___ GIVEN DATA

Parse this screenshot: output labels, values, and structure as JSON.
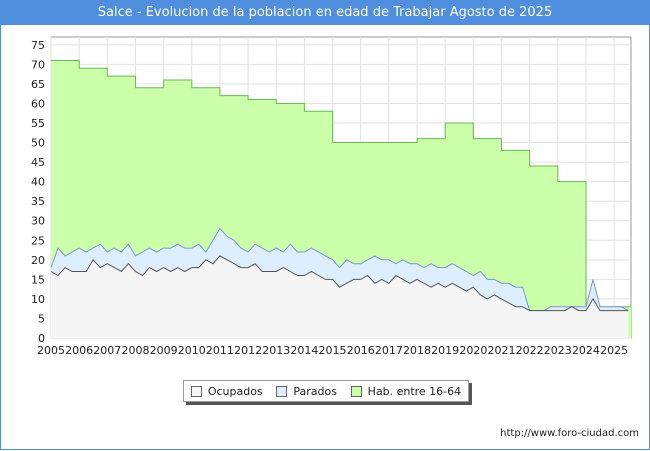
{
  "chart_data": {
    "type": "area",
    "title": "Salce - Evolucion de la poblacion en edad de Trabajar Agosto de 2025",
    "xlabel": "",
    "ylabel": "",
    "xlim": [
      2005,
      2025.6
    ],
    "ylim": [
      0,
      77
    ],
    "yticks": [
      0,
      5,
      10,
      15,
      20,
      25,
      30,
      35,
      40,
      45,
      50,
      55,
      60,
      65,
      70,
      75
    ],
    "xticks": [
      "2005",
      "2006",
      "2007",
      "2008",
      "2009",
      "2010",
      "2011",
      "2012",
      "2013",
      "2014",
      "2015",
      "2016",
      "2017",
      "2018",
      "2019",
      "2020",
      "2021",
      "2022",
      "2023",
      "2024",
      "2025"
    ],
    "grid": true,
    "legend_position": "bottom",
    "series": [
      {
        "name": "Hab. entre 16-64",
        "color": "#ccffaa",
        "stroke": "#66bb55",
        "step": true,
        "x": [
          2005,
          2006,
          2007,
          2008,
          2009,
          2010,
          2011,
          2012,
          2013,
          2014,
          2015,
          2016,
          2017,
          2018,
          2019,
          2020,
          2021,
          2022,
          2023,
          2024
        ],
        "values": [
          71,
          69,
          67,
          64,
          66,
          64,
          62,
          61,
          60,
          58,
          50,
          50,
          50,
          51,
          55,
          51,
          48,
          44,
          40,
          8
        ]
      },
      {
        "name": "Parados",
        "color": "#ddeeff",
        "stroke": "#7799cc",
        "step": false,
        "x": [
          2005,
          2005.25,
          2005.5,
          2005.75,
          2006,
          2006.25,
          2006.5,
          2006.75,
          2007,
          2007.25,
          2007.5,
          2007.75,
          2008,
          2008.25,
          2008.5,
          2008.75,
          2009,
          2009.25,
          2009.5,
          2009.75,
          2010,
          2010.25,
          2010.5,
          2010.75,
          2011,
          2011.25,
          2011.5,
          2011.75,
          2012,
          2012.25,
          2012.5,
          2012.75,
          2013,
          2013.25,
          2013.5,
          2013.75,
          2014,
          2014.25,
          2014.5,
          2014.75,
          2015,
          2015.25,
          2015.5,
          2015.75,
          2016,
          2016.25,
          2016.5,
          2016.75,
          2017,
          2017.25,
          2017.5,
          2017.75,
          2018,
          2018.25,
          2018.5,
          2018.75,
          2019,
          2019.25,
          2019.5,
          2019.75,
          2020,
          2020.25,
          2020.5,
          2020.75,
          2021,
          2021.25,
          2021.5,
          2021.75,
          2022,
          2022.25,
          2022.5,
          2022.75,
          2023,
          2023.25,
          2023.5,
          2023.75,
          2024,
          2024.25,
          2024.5,
          2024.75,
          2025,
          2025.25,
          2025.5
        ],
        "values": [
          18,
          23,
          21,
          22,
          23,
          22,
          23,
          24,
          22,
          23,
          22,
          24,
          21,
          22,
          23,
          22,
          23,
          23,
          24,
          23,
          23,
          24,
          22,
          25,
          28,
          26,
          25,
          23,
          22,
          24,
          23,
          22,
          23,
          22,
          24,
          22,
          22,
          23,
          22,
          21,
          20,
          18,
          20,
          19,
          19,
          20,
          21,
          20,
          20,
          19,
          20,
          19,
          19,
          18,
          19,
          18,
          18,
          19,
          18,
          17,
          16,
          17,
          15,
          15,
          14,
          14,
          13,
          13,
          7,
          7,
          7,
          8,
          8,
          8,
          8,
          8,
          8,
          15,
          8,
          8,
          8,
          8,
          7
        ]
      },
      {
        "name": "Ocupados",
        "color": "#f5f5f5",
        "stroke": "#555555",
        "step": false,
        "x": [
          2005,
          2005.25,
          2005.5,
          2005.75,
          2006,
          2006.25,
          2006.5,
          2006.75,
          2007,
          2007.25,
          2007.5,
          2007.75,
          2008,
          2008.25,
          2008.5,
          2008.75,
          2009,
          2009.25,
          2009.5,
          2009.75,
          2010,
          2010.25,
          2010.5,
          2010.75,
          2011,
          2011.25,
          2011.5,
          2011.75,
          2012,
          2012.25,
          2012.5,
          2012.75,
          2013,
          2013.25,
          2013.5,
          2013.75,
          2014,
          2014.25,
          2014.5,
          2014.75,
          2015,
          2015.25,
          2015.5,
          2015.75,
          2016,
          2016.25,
          2016.5,
          2016.75,
          2017,
          2017.25,
          2017.5,
          2017.75,
          2018,
          2018.25,
          2018.5,
          2018.75,
          2019,
          2019.25,
          2019.5,
          2019.75,
          2020,
          2020.25,
          2020.5,
          2020.75,
          2021,
          2021.25,
          2021.5,
          2021.75,
          2022,
          2022.25,
          2022.5,
          2022.75,
          2023,
          2023.25,
          2023.5,
          2023.75,
          2024,
          2024.25,
          2024.5,
          2024.75,
          2025,
          2025.25,
          2025.5
        ],
        "values": [
          17,
          16,
          18,
          17,
          17,
          17,
          20,
          18,
          19,
          18,
          17,
          19,
          17,
          16,
          18,
          17,
          18,
          17,
          18,
          17,
          18,
          18,
          20,
          19,
          21,
          20,
          19,
          18,
          18,
          19,
          17,
          17,
          17,
          18,
          17,
          16,
          16,
          17,
          16,
          15,
          15,
          13,
          14,
          15,
          15,
          16,
          14,
          15,
          14,
          16,
          15,
          14,
          15,
          14,
          13,
          14,
          13,
          14,
          13,
          12,
          13,
          11,
          10,
          11,
          10,
          9,
          8,
          8,
          7,
          7,
          7,
          7,
          7,
          7,
          8,
          7,
          7,
          10,
          7,
          7,
          7,
          7,
          7
        ]
      }
    ]
  },
  "legend": {
    "items": [
      "Ocupados",
      "Parados",
      "Hab. entre 16-64"
    ]
  },
  "source_url": "http://www.foro-ciudad.com"
}
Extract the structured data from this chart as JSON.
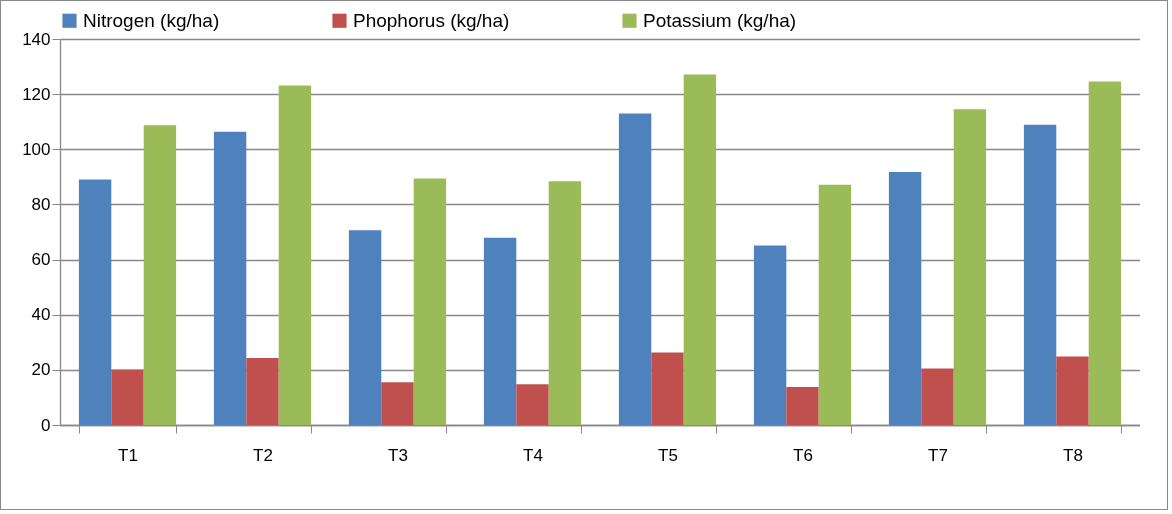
{
  "chart_data": {
    "type": "bar",
    "categories": [
      "T1",
      "T2",
      "T3",
      "T4",
      "T5",
      "T6",
      "T7",
      "T8"
    ],
    "series": [
      {
        "name": "Nitrogen (kg/ha)",
        "color": "#4f81bd",
        "values": [
          89.0,
          106.4,
          70.6,
          67.9,
          113.0,
          65.1,
          91.8,
          108.9
        ]
      },
      {
        "name": "Phophorus (kg/ha)",
        "color": "#c0504d",
        "values": [
          20.1,
          24.3,
          15.5,
          14.8,
          26.3,
          13.8,
          20.5,
          24.8
        ]
      },
      {
        "name": "Potassium (kg/ha)",
        "color": "#9bbb59",
        "values": [
          108.7,
          123.1,
          89.4,
          88.4,
          127.1,
          87.1,
          114.5,
          124.6
        ]
      }
    ],
    "ylim": [
      0,
      140
    ],
    "yticks": [
      0,
      20,
      40,
      60,
      80,
      100,
      120,
      140
    ],
    "grid": "y",
    "legend": "top"
  }
}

______

EXERCISE AIM:
Write the full listing out again with every line unchanged, but include no pictures.

RESULT FOR THIS TASK:
Parse this screenshot: output labels, values, and structure as JSON.
{
  "chart_data": {
    "type": "area",
    "title": "Salce - Evolucion de la poblacion en edad de Trabajar Agosto de 2025",
    "xlabel": "",
    "ylabel": "",
    "xlim": [
      2005,
      2025.6
    ],
    "ylim": [
      0,
      77
    ],
    "yticks": [
      0,
      5,
      10,
      15,
      20,
      25,
      30,
      35,
      40,
      45,
      50,
      55,
      60,
      65,
      70,
      75
    ],
    "xticks": [
      "2005",
      "2006",
      "2007",
      "2008",
      "2009",
      "2010",
      "2011",
      "2012",
      "2013",
      "2014",
      "2015",
      "2016",
      "2017",
      "2018",
      "2019",
      "2020",
      "2021",
      "2022",
      "2023",
      "2024",
      "2025"
    ],
    "grid": true,
    "legend_position": "bottom",
    "series": [
      {
        "name": "Hab. entre 16-64",
        "color": "#ccffaa",
        "stroke": "#66bb55",
        "step": true,
        "x": [
          2005,
          2006,
          2007,
          2008,
          2009,
          2010,
          2011,
          2012,
          2013,
          2014,
          2015,
          2016,
          2017,
          2018,
          2019,
          2020,
          2021,
          2022,
          2023,
          2024
        ],
        "values": [
          71,
          69,
          67,
          64,
          66,
          64,
          62,
          61,
          60,
          58,
          50,
          50,
          50,
          51,
          55,
          51,
          48,
          44,
          40,
          8
        ]
      },
      {
        "name": "Parados",
        "color": "#ddeeff",
        "stroke": "#7799cc",
        "step": false,
        "x": [
          2005,
          2005.25,
          2005.5,
          2005.75,
          2006,
          2006.25,
          2006.5,
          2006.75,
          2007,
          2007.25,
          2007.5,
          2007.75,
          2008,
          2008.25,
          2008.5,
          2008.75,
          2009,
          2009.25,
          2009.5,
          2009.75,
          2010,
          2010.25,
          2010.5,
          2010.75,
          2011,
          2011.25,
          2011.5,
          2011.75,
          2012,
          2012.25,
          2012.5,
          2012.75,
          2013,
          2013.25,
          2013.5,
          2013.75,
          2014,
          2014.25,
          2014.5,
          2014.75,
          2015,
          2015.25,
          2015.5,
          2015.75,
          2016,
          2016.25,
          2016.5,
          2016.75,
          2017,
          2017.25,
          2017.5,
          2017.75,
          2018,
          2018.25,
          2018.5,
          2018.75,
          2019,
          2019.25,
          2019.5,
          2019.75,
          2020,
          2020.25,
          2020.5,
          2020.75,
          2021,
          2021.25,
          2021.5,
          2021.75,
          2022,
          2022.25,
          2022.5,
          2022.75,
          2023,
          2023.25,
          2023.5,
          2023.75,
          2024,
          2024.25,
          2024.5,
          2024.75,
          2025,
          2025.25,
          2025.5
        ],
        "values": [
          18,
          23,
          21,
          22,
          23,
          22,
          23,
          24,
          22,
          23,
          22,
          24,
          21,
          22,
          23,
          22,
          23,
          23,
          24,
          23,
          23,
          24,
          22,
          25,
          28,
          26,
          25,
          23,
          22,
          24,
          23,
          22,
          23,
          22,
          24,
          22,
          22,
          23,
          22,
          21,
          20,
          18,
          20,
          19,
          19,
          20,
          21,
          20,
          20,
          19,
          20,
          19,
          19,
          18,
          19,
          18,
          18,
          19,
          18,
          17,
          16,
          17,
          15,
          15,
          14,
          14,
          13,
          13,
          7,
          7,
          7,
          8,
          8,
          8,
          8,
          8,
          8,
          15,
          8,
          8,
          8,
          8,
          7
        ]
      },
      {
        "name": "Ocupados",
        "color": "#f5f5f5",
        "stroke": "#555555",
        "step": false,
        "x": [
          2005,
          2005.25,
          2005.5,
          2005.75,
          2006,
          2006.25,
          2006.5,
          2006.75,
          2007,
          2007.25,
          2007.5,
          2007.75,
          2008,
          2008.25,
          2008.5,
          2008.75,
          2009,
          2009.25,
          2009.5,
          2009.75,
          2010,
          2010.25,
          2010.5,
          2010.75,
          2011,
          2011.25,
          2011.5,
          2011.75,
          2012,
          2012.25,
          2012.5,
          2012.75,
          2013,
          2013.25,
          2013.5,
          2013.75,
          2014,
          2014.25,
          2014.5,
          2014.75,
          2015,
          2015.25,
          2015.5,
          2015.75,
          2016,
          2016.25,
          2016.5,
          2016.75,
          2017,
          2017.25,
          2017.5,
          2017.75,
          2018,
          2018.25,
          2018.5,
          2018.75,
          2019,
          2019.25,
          2019.5,
          2019.75,
          2020,
          2020.25,
          2020.5,
          2020.75,
          2021,
          2021.25,
          2021.5,
          2021.75,
          2022,
          2022.25,
          2022.5,
          2022.75,
          2023,
          2023.25,
          2023.5,
          2023.75,
          2024,
          2024.25,
          2024.5,
          2024.75,
          2025,
          2025.25,
          2025.5
        ],
        "values": [
          17,
          16,
          18,
          17,
          17,
          17,
          20,
          18,
          19,
          18,
          17,
          19,
          17,
          16,
          18,
          17,
          18,
          17,
          18,
          17,
          18,
          18,
          20,
          19,
          21,
          20,
          19,
          18,
          18,
          19,
          17,
          17,
          17,
          18,
          17,
          16,
          16,
          17,
          16,
          15,
          15,
          13,
          14,
          15,
          15,
          16,
          14,
          15,
          14,
          16,
          15,
          14,
          15,
          14,
          13,
          14,
          13,
          14,
          13,
          12,
          13,
          11,
          10,
          11,
          10,
          9,
          8,
          8,
          7,
          7,
          7,
          7,
          7,
          7,
          8,
          7,
          7,
          10,
          7,
          7,
          7,
          7,
          7
        ]
      }
    ]
  },
  "legend": {
    "items": [
      "Ocupados",
      "Parados",
      "Hab. entre 16-64"
    ]
  },
  "source_url": "http://www.foro-ciudad.com"
}
Extract the structured data from this chart as JSON.
{
  "chart_data": {
    "type": "bar",
    "categories": [
      "T1",
      "T2",
      "T3",
      "T4",
      "T5",
      "T6",
      "T7",
      "T8"
    ],
    "series": [
      {
        "name": "Nitrogen (kg/ha)",
        "color": "#4f81bd",
        "values": [
          89.0,
          106.4,
          70.6,
          67.9,
          113.0,
          65.1,
          91.8,
          108.9
        ]
      },
      {
        "name": "Phophorus (kg/ha)",
        "color": "#c0504d",
        "values": [
          20.1,
          24.3,
          15.5,
          14.8,
          26.3,
          13.8,
          20.5,
          24.8
        ]
      },
      {
        "name": "Potassium (kg/ha)",
        "color": "#9bbb59",
        "values": [
          108.7,
          123.1,
          89.4,
          88.4,
          127.1,
          87.1,
          114.5,
          124.6
        ]
      }
    ],
    "ylim": [
      0,
      140
    ],
    "yticks": [
      0,
      20,
      40,
      60,
      80,
      100,
      120,
      140
    ],
    "grid": "y",
    "legend": "top"
  }
}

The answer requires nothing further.